# Short exercise
Search the listing below for the word "using" and copy each line that holds it.

# Input rows

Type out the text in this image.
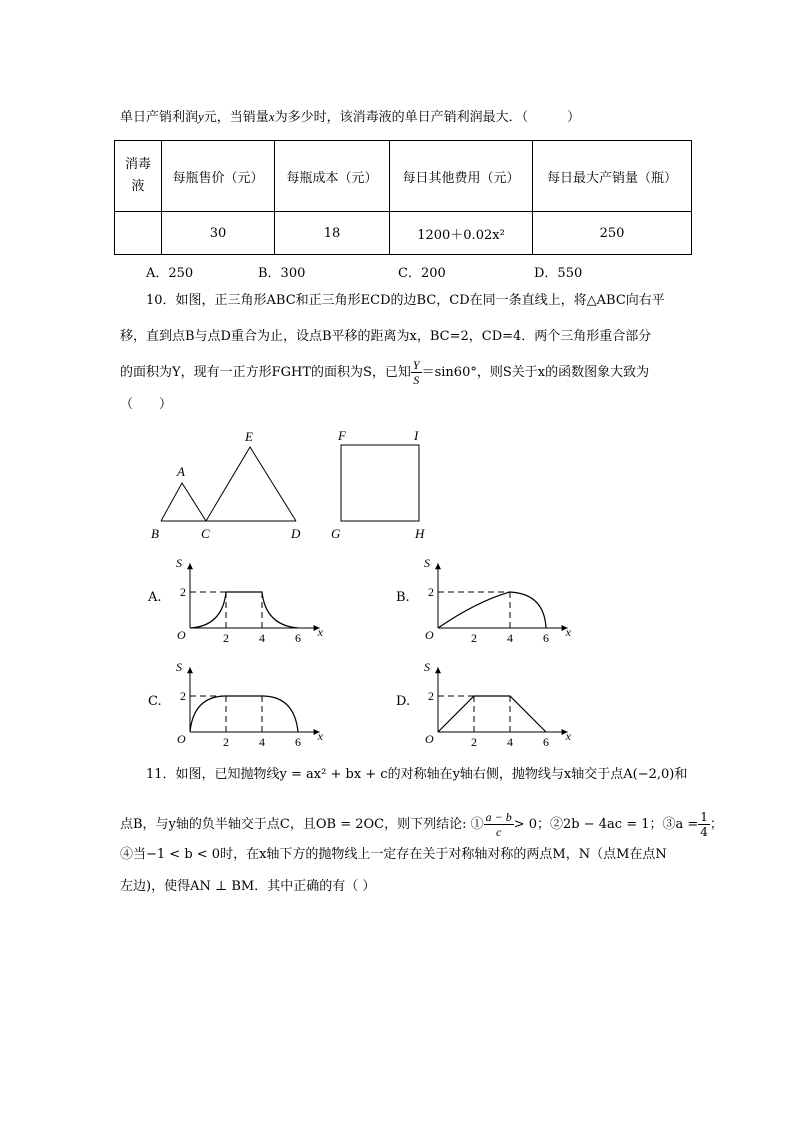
单日产销利润y元，当销量x为多少时，该消毒液的单日产销利润最大．（　　　）
消毒液	每瓶售价（元）	每瓶成本（元）	每日其他费用（元）	每日最大产销量（瓶）
	30	18	1200＋0.02x²	250
A．250	B．300	C．200	D．550
10．如图，正三角形ABC和正三角形ECD的边BC，CD在同一条直线上，将△ABC向右平
移，直到点B与点D重合为止，设点B平移的距离为x，BC=2，CD=4．两个三角形重合部分
的面积为Y，现有一正方形FGHT的面积为S，已知 $\frac{Y}{S} =\sin 60^\circ$，则S关于x的函数图象大致为
（　　）
A
E
B	C	D
F	I
G	H
A.
S
x
O
2
2	4	6
B.
S
x
O
2
2	4	6
C.
S
x
O
2
2	4	6
D.
S
x
O
2
2	4	6
11．如图，已知抛物线y = ax² + bx + c的对称轴在y轴右侧，抛物线与x轴交于点A(−2,0)和
点B，与y轴的负半轴交于点C，且OB = 2OC，则下列结论: ① $\frac{a - b}{c} > 0$；②2b − 4ac = 1；③a = $\frac{1}{4}$ ；
④当−1 < b < 0时，在x轴下方的抛物线上一定存在关于对称轴对称的两点M，N（点M在点N
左边)，使得AN ⊥ BM．其中正确的有（ ）
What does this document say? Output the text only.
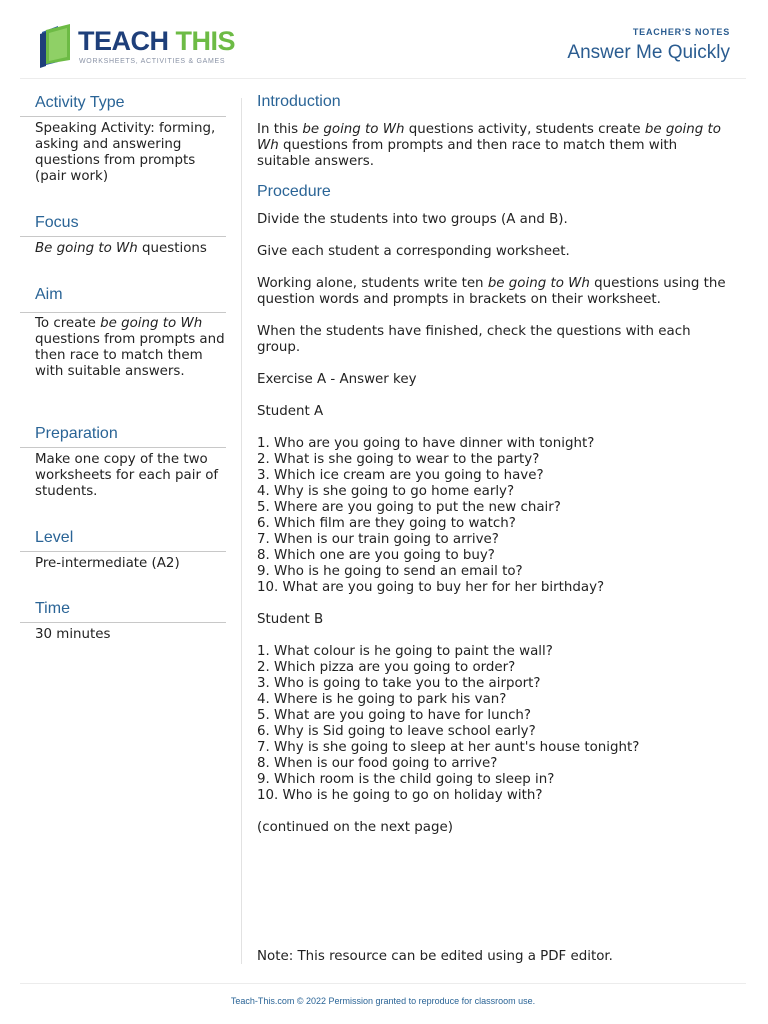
TEACH THIS
WORKSHEETS, ACTIVITIES & GAMES
TEACHER'S NOTES
Answer Me Quickly
Activity Type
Speaking Activity: forming, asking and answering questions from prompts (pair work)
Focus
Be going to Wh questions
Aim
To create be going to Wh questions from prompts and then race to match them with suitable answers.
Preparation
Make one copy of the two worksheets for each pair of students.
Level
Pre-intermediate (A2)
Time
30 minutes
Introduction

In this be going to Wh questions activity, students create be going to Wh questions from prompts and then race to match them with suitable answers.

Procedure

Divide the students into two groups (A and B).

Give each student a corresponding worksheet.

Working alone, students write ten be going to Wh questions using the question words and prompts in brackets on their worksheet.

When the students have finished, check the questions with each group.

Exercise A - Answer key

Student A

1. Who are you going to have dinner with tonight?
2. What is she going to wear to the party?
3. Which ice cream are you going to have?
4. Why is she going to go home early?
5. Where are you going to put the new chair?
6. Which film are they going to watch?
7. When is our train going to arrive?
8. Which one are you going to buy?
9. Who is he going to send an email to?
10. What are you going to buy her for her birthday?

Student B

1. What colour is he going to paint the wall?
2. Which pizza are you going to order?
3. Who is going to take you to the airport?
4. Where is he going to park his van?
5. What are you going to have for lunch?
6. Why is Sid going to leave school early?
7. Why is she going to sleep at her aunt's house tonight?
8. When is our food going to arrive?
9. Which room is the child going to sleep in?
10. Who is he going to go on holiday with?

(continued on the next page)

Note: This resource can be edited using a PDF editor.
Teach-This.com © 2022 Permission granted to reproduce for classroom use.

# Answer below
Working alone, students write ten be going to Wh questions using the question words and prompts in brackets on their worksheet.
Note: This resource can be edited using a PDF editor.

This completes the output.